Written exercise:
Lines that hold the word "text" should be located and copied.

The records:

+ + + +

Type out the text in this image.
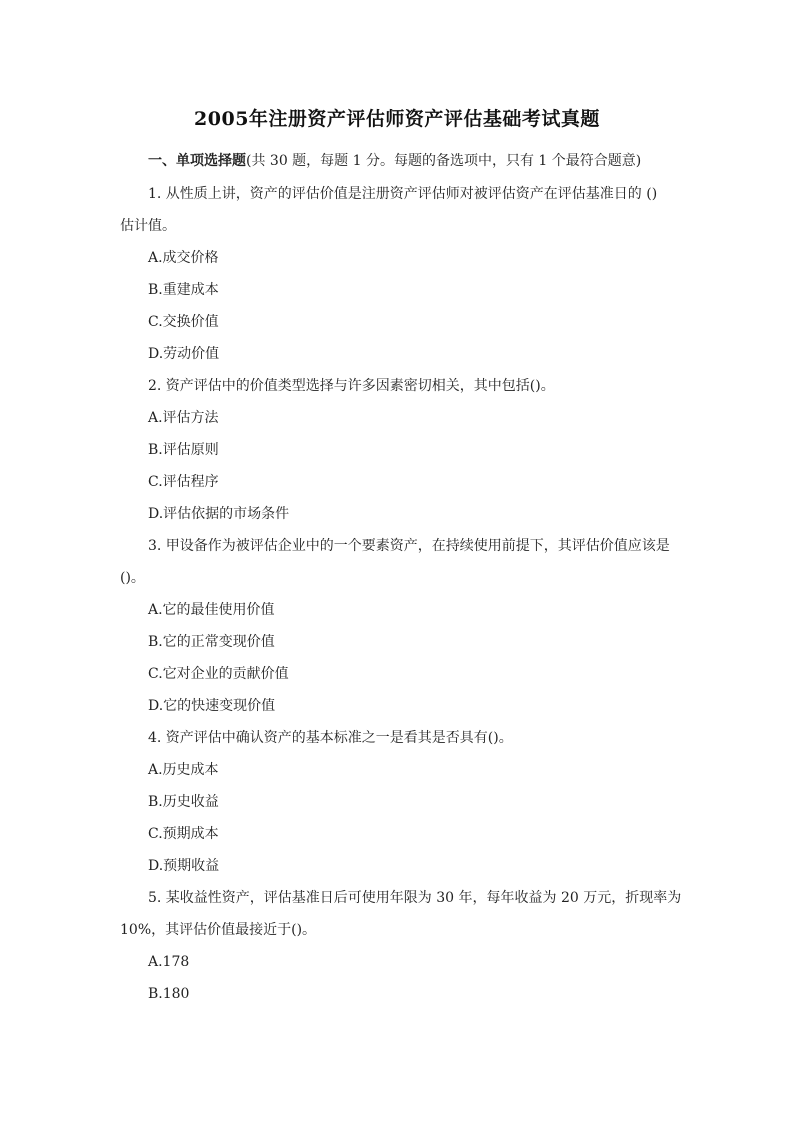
2005年注册资产评估师资产评估基础考试真题
一、单项选择题(共 30 题，每题 1 分。每题的备选项中，只有 1 个最符合题意)
1. 从性质上讲，资产的评估价值是注册资产评估师对被评估资产在评估基准日的 ()
估计值。
A.成交价格
B.重建成本
C.交换价值
D.劳动价值
2. 资产评估中的价值类型选择与许多因素密切相关，其中包括()。
A.评估方法
B.评估原则
C.评估程序
D.评估依据的市场条件
3. 甲设备作为被评估企业中的一个要素资产，在持续使用前提下，其评估价值应该是
()。
A.它的最佳使用价值
B.它的正常变现价值
C.它对企业的贡献价值
D.它的快速变现价值
4. 资产评估中确认资产的基本标准之一是看其是否具有()。
A.历史成本
B.历史收益
C.预期成本
D.预期收益
5. 某收益性资产，评估基准日后可使用年限为 30 年，每年收益为 20 万元，折现率为
10%，其评估价值最接近于()。
A.178
B.180
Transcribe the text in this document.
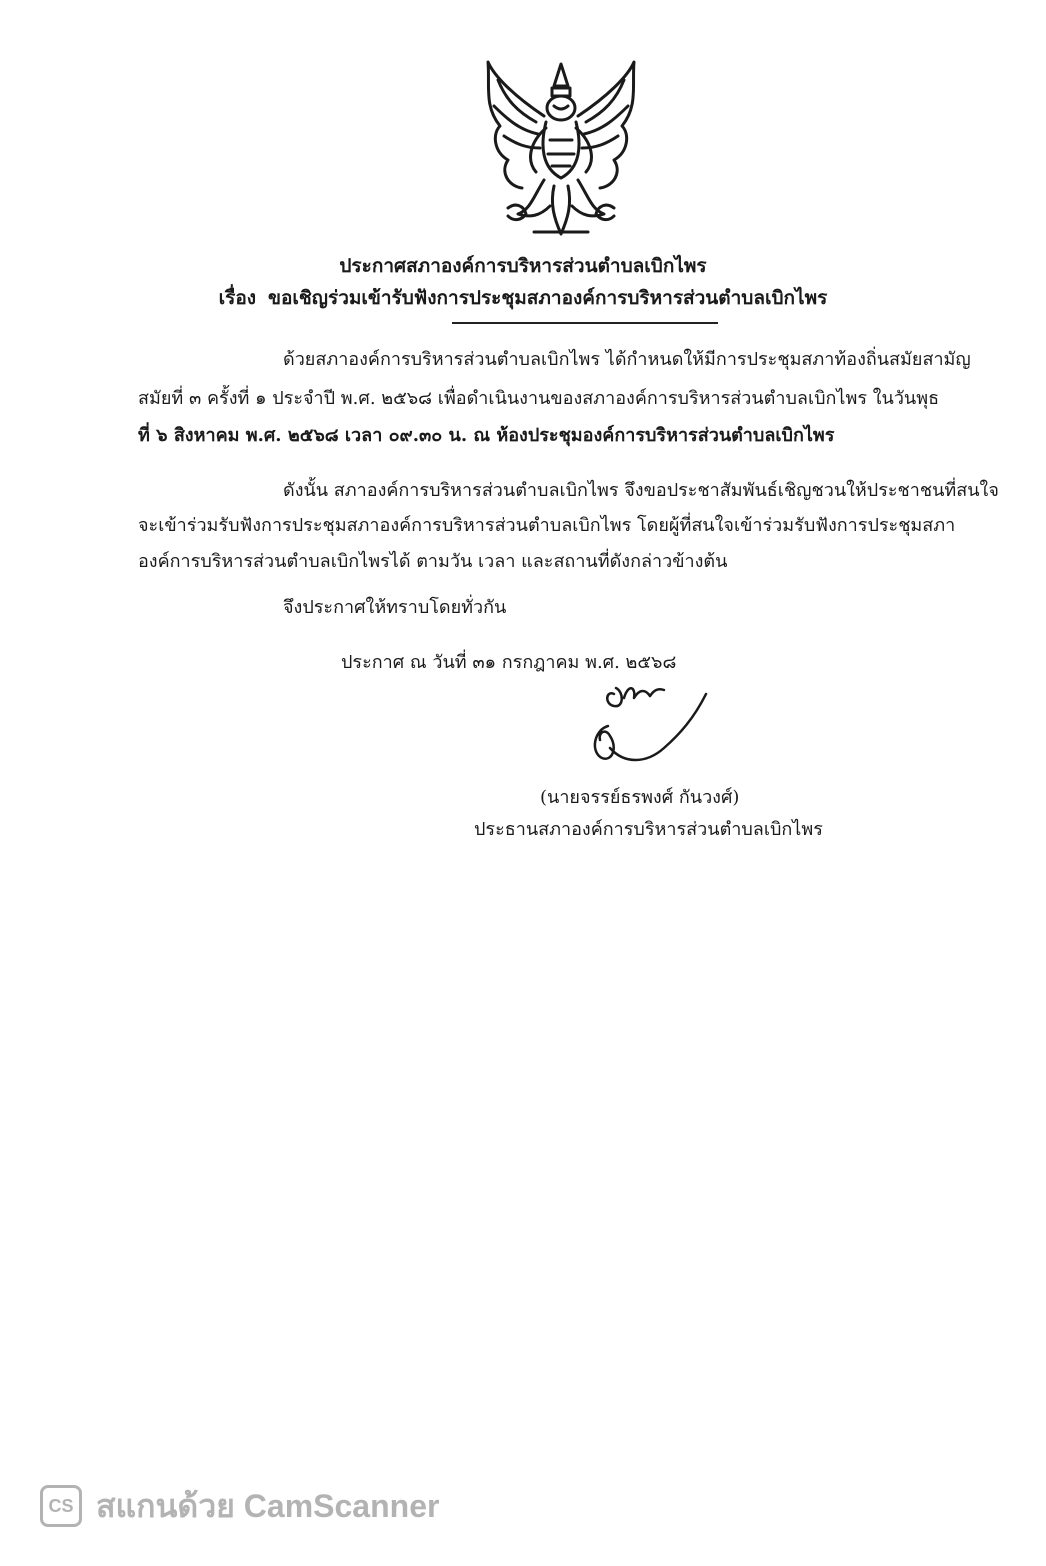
ประกาศสภาองค์การบริหารส่วนตำบลเบิกไพร
เรื่อง ขอเชิญร่วมเข้ารับฟังการประชุมสภาองค์การบริหารส่วนตำบลเบิกไพร
ด้วยสภาองค์การบริหารส่วนตำบลเบิกไพร ได้กำหนดให้มีการประชุมสภาท้องถิ่นสมัยสามัญ
สมัยที่ ๓ ครั้งที่ ๑ ประจำปี พ.ศ. ๒๕๖๘ เพื่อดำเนินงานของสภาองค์การบริหารส่วนตำบลเบิกไพร ในวันพุธ
ที่ ๖ สิงหาคม พ.ศ. ๒๕๖๘ เวลา ๐๙.๓๐ น. ณ ห้องประชุมองค์การบริหารส่วนตำบลเบิกไพร
ดังนั้น สภาองค์การบริหารส่วนตำบลเบิกไพร จึงขอประชาสัมพันธ์เชิญชวนให้ประชาชนที่สนใจ
จะเข้าร่วมรับฟังการประชุมสภาองค์การบริหารส่วนตำบลเบิกไพร โดยผู้ที่สนใจเข้าร่วมรับฟังการประชุมสภา
องค์การบริหารส่วนตำบลเบิกไพรได้ ตามวัน เวลา และสถานที่ดังกล่าวข้างต้น
จึงประกาศให้ทราบโดยทั่วกัน
ประกาศ ณ วันที่ ๓๑ กรกฎาคม พ.ศ. ๒๕๖๘
(นายจรรย์ธรพงศ์ กันวงศ์)
ประธานสภาองค์การบริหารส่วนตำบลเบิกไพร
CS สแกนด้วย CamScanner
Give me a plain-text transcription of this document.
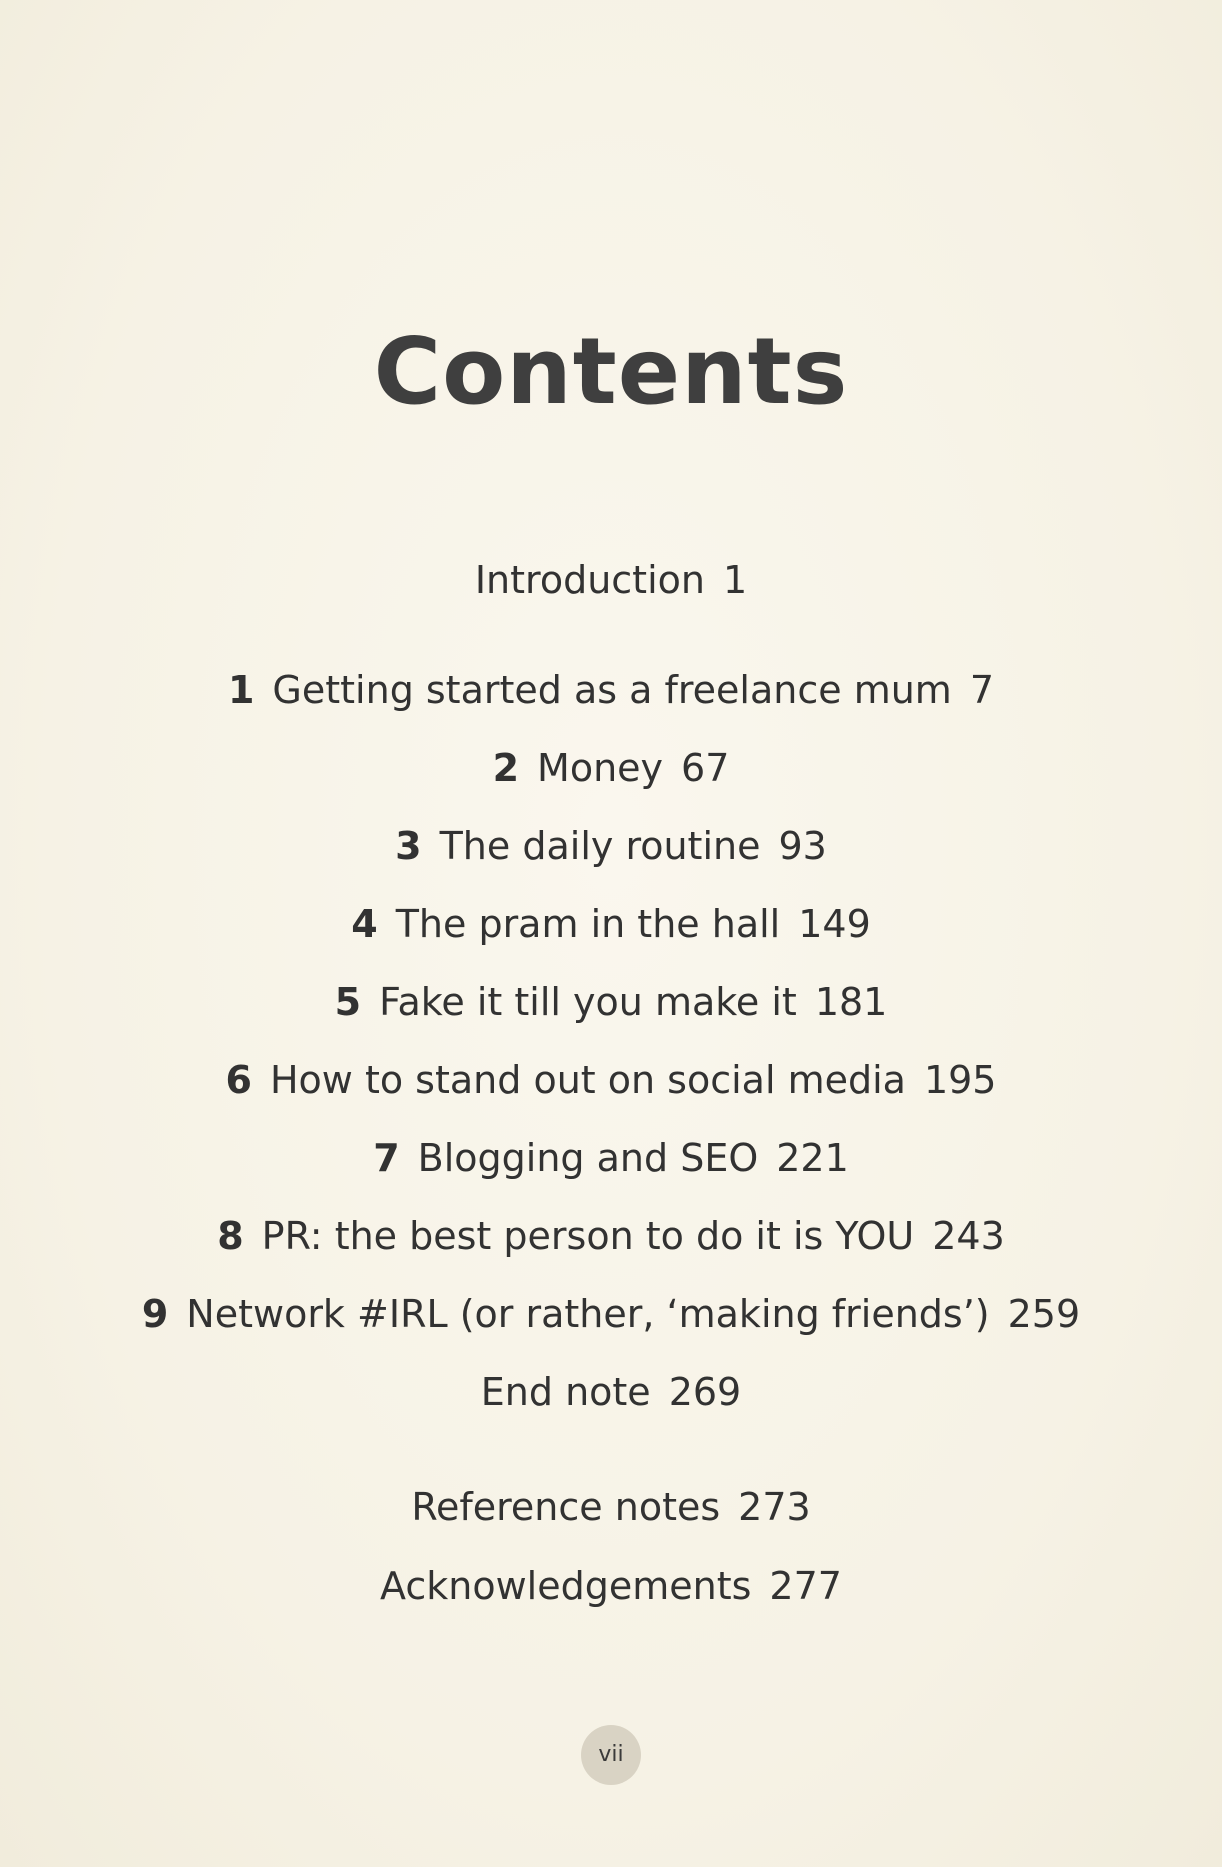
Contents
Introduction 1
1 Getting started as a freelance mum 7
2 Money 67
3 The daily routine 93
4 The pram in the hall 149
5 Fake it till you make it 181
6 How to stand out on social media 195
7 Blogging and SEO 221
8 PR: the best person to do it is YOU 243
9 Network #IRL (or rather, ‘making friends’) 259
End note 269
Reference notes 273
Acknowledgements 277
vii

+ + + +

Result of the exercise:
Type out the text in this image.
Transcribe the text in this document.
Give me a plain-text transcription of this document.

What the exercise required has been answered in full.